# INSTRUCTIONS FOR THE TASK
Restate, word for word, all of the material shown below.

# INFORMATION PROVIDED
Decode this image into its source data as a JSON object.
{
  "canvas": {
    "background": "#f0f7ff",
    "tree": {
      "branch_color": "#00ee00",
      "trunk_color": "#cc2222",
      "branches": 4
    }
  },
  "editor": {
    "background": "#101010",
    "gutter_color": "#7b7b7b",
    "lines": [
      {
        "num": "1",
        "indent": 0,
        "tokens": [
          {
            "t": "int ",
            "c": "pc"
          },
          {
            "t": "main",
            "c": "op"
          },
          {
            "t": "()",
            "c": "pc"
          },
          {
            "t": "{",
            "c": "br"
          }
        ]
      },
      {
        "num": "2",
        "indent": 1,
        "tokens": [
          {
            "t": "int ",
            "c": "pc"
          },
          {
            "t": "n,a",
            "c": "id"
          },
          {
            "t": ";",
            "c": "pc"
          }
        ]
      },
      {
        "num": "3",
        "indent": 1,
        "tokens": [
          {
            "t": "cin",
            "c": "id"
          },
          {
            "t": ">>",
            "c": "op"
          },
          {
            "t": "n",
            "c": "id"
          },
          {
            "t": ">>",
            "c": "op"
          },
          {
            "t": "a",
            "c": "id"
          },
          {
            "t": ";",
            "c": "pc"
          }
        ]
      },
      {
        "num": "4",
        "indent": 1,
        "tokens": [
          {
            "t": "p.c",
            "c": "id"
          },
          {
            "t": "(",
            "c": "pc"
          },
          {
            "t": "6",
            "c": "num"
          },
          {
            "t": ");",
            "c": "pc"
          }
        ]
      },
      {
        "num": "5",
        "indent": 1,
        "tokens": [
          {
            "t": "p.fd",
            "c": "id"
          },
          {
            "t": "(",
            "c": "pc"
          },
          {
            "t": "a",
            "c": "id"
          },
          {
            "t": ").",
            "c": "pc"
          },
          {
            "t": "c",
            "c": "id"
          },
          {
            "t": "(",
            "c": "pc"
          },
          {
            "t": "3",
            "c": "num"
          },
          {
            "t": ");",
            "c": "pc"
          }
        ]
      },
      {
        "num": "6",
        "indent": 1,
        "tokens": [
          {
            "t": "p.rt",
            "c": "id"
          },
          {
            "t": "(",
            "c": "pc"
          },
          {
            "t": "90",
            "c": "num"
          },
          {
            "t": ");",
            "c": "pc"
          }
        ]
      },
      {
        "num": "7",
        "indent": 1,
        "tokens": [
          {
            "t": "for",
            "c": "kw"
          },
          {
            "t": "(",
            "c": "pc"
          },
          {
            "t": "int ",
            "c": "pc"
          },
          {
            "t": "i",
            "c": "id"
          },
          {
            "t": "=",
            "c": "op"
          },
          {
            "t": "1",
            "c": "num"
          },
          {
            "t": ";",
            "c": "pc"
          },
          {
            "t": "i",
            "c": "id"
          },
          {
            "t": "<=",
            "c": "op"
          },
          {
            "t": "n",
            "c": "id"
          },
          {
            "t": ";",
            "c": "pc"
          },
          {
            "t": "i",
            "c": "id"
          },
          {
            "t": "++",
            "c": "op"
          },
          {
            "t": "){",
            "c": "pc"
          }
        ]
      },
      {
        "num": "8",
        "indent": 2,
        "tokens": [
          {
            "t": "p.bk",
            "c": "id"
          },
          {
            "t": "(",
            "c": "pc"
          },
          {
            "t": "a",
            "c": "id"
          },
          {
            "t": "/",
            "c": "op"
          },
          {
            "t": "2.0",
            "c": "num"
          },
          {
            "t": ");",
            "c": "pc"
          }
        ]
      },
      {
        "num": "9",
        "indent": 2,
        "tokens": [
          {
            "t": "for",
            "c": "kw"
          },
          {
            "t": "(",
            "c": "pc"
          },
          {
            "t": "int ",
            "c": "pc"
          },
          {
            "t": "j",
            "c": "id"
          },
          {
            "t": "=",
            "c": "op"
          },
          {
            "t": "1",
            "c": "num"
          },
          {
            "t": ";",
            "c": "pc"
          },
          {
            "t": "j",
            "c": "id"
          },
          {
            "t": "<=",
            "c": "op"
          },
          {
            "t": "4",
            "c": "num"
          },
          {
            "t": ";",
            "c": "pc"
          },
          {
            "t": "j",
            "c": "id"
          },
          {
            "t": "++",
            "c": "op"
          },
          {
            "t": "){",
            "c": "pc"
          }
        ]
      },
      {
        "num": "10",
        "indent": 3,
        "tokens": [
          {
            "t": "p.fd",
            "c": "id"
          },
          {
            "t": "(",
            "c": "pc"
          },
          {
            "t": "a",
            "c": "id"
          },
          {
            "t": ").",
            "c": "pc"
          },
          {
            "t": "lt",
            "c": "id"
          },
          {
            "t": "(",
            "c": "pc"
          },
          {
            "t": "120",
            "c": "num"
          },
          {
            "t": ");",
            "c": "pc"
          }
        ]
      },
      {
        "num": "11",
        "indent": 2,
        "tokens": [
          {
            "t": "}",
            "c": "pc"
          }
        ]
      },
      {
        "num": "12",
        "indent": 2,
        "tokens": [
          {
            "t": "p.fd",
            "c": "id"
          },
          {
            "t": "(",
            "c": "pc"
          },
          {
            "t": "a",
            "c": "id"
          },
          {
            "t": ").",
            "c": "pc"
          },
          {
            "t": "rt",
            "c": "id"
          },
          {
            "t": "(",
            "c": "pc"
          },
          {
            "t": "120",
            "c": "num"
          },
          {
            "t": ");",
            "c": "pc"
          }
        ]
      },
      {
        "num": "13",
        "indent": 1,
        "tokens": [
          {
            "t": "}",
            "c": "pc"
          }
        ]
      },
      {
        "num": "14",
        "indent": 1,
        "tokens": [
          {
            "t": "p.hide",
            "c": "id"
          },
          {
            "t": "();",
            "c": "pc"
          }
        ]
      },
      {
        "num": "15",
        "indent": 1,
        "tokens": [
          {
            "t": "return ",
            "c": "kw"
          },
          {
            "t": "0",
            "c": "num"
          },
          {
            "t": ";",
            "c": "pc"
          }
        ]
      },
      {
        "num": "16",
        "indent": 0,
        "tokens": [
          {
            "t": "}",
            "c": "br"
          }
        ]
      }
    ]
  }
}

# SOLUTION
Decode this image into its source data as a JSON object.
{
  "canvas": {
    "background": "#f0f7ff",
    "tree": {
      "branch_color": "#00ee00",
      "trunk_color": "#cc2222",
      "branches": 4
    }
  },
  "editor": {
    "background": "#101010",
    "gutter_color": "#7b7b7b",
    "lines": [
      {
        "num": "1",
        "indent": 0,
        "tokens": [
          {
            "t": "int ",
            "c": "pc"
          },
          {
            "t": "main",
            "c": "op"
          },
          {
            "t": "()",
            "c": "pc"
          },
          {
            "t": "{",
            "c": "br"
          }
        ]
      },
      {
        "num": "2",
        "indent": 1,
        "tokens": [
          {
            "t": "int ",
            "c": "pc"
          },
          {
            "t": "n,a",
            "c": "id"
          },
          {
            "t": ";",
            "c": "pc"
          }
        ]
      },
      {
        "num": "3",
        "indent": 1,
        "tokens": [
          {
            "t": "cin",
            "c": "id"
          },
          {
            "t": ">>",
            "c": "op"
          },
          {
            "t": "n",
            "c": "id"
          },
          {
            "t": ">>",
            "c": "op"
          },
          {
            "t": "a",
            "c": "id"
          },
          {
            "t": ";",
            "c": "pc"
          }
        ]
      },
      {
        "num": "4",
        "indent": 1,
        "tokens": [
          {
            "t": "p.c",
            "c": "id"
          },
          {
            "t": "(",
            "c": "pc"
          },
          {
            "t": "6",
            "c": "num"
          },
          {
            "t": ");",
            "c": "pc"
          }
        ]
      },
      {
        "num": "5",
        "indent": 1,
        "tokens": [
          {
            "t": "p.fd",
            "c": "id"
          },
          {
            "t": "(",
            "c": "pc"
          },
          {
            "t": "a",
            "c": "id"
          },
          {
            "t": ").",
            "c": "pc"
          },
          {
            "t": "c",
            "c": "id"
          },
          {
            "t": "(",
            "c": "pc"
          },
          {
            "t": "3",
            "c": "num"
          },
          {
            "t": ");",
            "c": "pc"
          }
        ]
      },
      {
        "num": "6",
        "indent": 1,
        "tokens": [
          {
            "t": "p.rt",
            "c": "id"
          },
          {
            "t": "(",
            "c": "pc"
          },
          {
            "t": "90",
            "c": "num"
          },
          {
            "t": ");",
            "c": "pc"
          }
        ]
      },
      {
        "num": "7",
        "indent": 1,
        "tokens": [
          {
            "t": "for",
            "c": "kw"
          },
          {
            "t": "(",
            "c": "pc"
          },
          {
            "t": "int ",
            "c": "pc"
          },
          {
            "t": "i",
            "c": "id"
          },
          {
            "t": "=",
            "c": "op"
          },
          {
            "t": "1",
            "c": "num"
          },
          {
            "t": ";",
            "c": "pc"
          },
          {
            "t": "i",
            "c": "id"
          },
          {
            "t": "<=",
            "c": "op"
          },
          {
            "t": "n",
            "c": "id"
          },
          {
            "t": ";",
            "c": "pc"
          },
          {
            "t": "i",
            "c": "id"
          },
          {
            "t": "++",
            "c": "op"
          },
          {
            "t": "){",
            "c": "pc"
          }
        ]
      },
      {
        "num": "8",
        "indent": 2,
        "tokens": [
          {
            "t": "p.bk",
            "c": "id"
          },
          {
            "t": "(",
            "c": "pc"
          },
          {
            "t": "a",
            "c": "id"
          },
          {
            "t": "/",
            "c": "op"
          },
          {
            "t": "2.0",
            "c": "num"
          },
          {
            "t": ");",
            "c": "pc"
          }
        ]
      },
      {
        "num": "9",
        "indent": 2,
        "tokens": [
          {
            "t": "for",
            "c": "kw"
          },
          {
            "t": "(",
            "c": "pc"
          },
          {
            "t": "int ",
            "c": "pc"
          },
          {
            "t": "j",
            "c": "id"
          },
          {
            "t": "=",
            "c": "op"
          },
          {
            "t": "1",
            "c": "num"
          },
          {
            "t": ";",
            "c": "pc"
          },
          {
            "t": "j",
            "c": "id"
          },
          {
            "t": "<=",
            "c": "op"
          },
          {
            "t": "4",
            "c": "num"
          },
          {
            "t": ";",
            "c": "pc"
          },
          {
            "t": "j",
            "c": "id"
          },
          {
            "t": "++",
            "c": "op"
          },
          {
            "t": "){",
            "c": "pc"
          }
        ]
      },
      {
        "num": "10",
        "indent": 3,
        "tokens": [
          {
            "t": "p.fd",
            "c": "id"
          },
          {
            "t": "(",
            "c": "pc"
          },
          {
            "t": "a",
            "c": "id"
          },
          {
            "t": ").",
            "c": "pc"
          },
          {
            "t": "lt",
            "c": "id"
          },
          {
            "t": "(",
            "c": "pc"
          },
          {
            "t": "120",
            "c": "num"
          },
          {
            "t": ");",
            "c": "pc"
          }
        ]
      },
      {
        "num": "11",
        "indent": 2,
        "tokens": [
          {
            "t": "}",
            "c": "pc"
          }
        ]
      },
      {
        "num": "12",
        "indent": 2,
        "tokens": [
          {
            "t": "p.fd",
            "c": "id"
          },
          {
            "t": "(",
            "c": "pc"
          },
          {
            "t": "a",
            "c": "id"
          },
          {
            "t": ").",
            "c": "pc"
          },
          {
            "t": "rt",
            "c": "id"
          },
          {
            "t": "(",
            "c": "pc"
          },
          {
            "t": "120",
            "c": "num"
          },
          {
            "t": ");",
            "c": "pc"
          }
        ]
      },
      {
        "num": "13",
        "indent": 1,
        "tokens": [
          {
            "t": "}",
            "c": "pc"
          }
        ]
      },
      {
        "num": "14",
        "indent": 1,
        "tokens": [
          {
            "t": "p.hide",
            "c": "id"
          },
          {
            "t": "();",
            "c": "pc"
          }
        ]
      },
      {
        "num": "15",
        "indent": 1,
        "tokens": [
          {
            "t": "return ",
            "c": "kw"
          },
          {
            "t": "0",
            "c": "num"
          },
          {
            "t": ";",
            "c": "pc"
          }
        ]
      },
      {
        "num": "16",
        "indent": 0,
        "tokens": [
          {
            "t": "}",
            "c": "br"
          }
        ]
      }
    ]
  }
}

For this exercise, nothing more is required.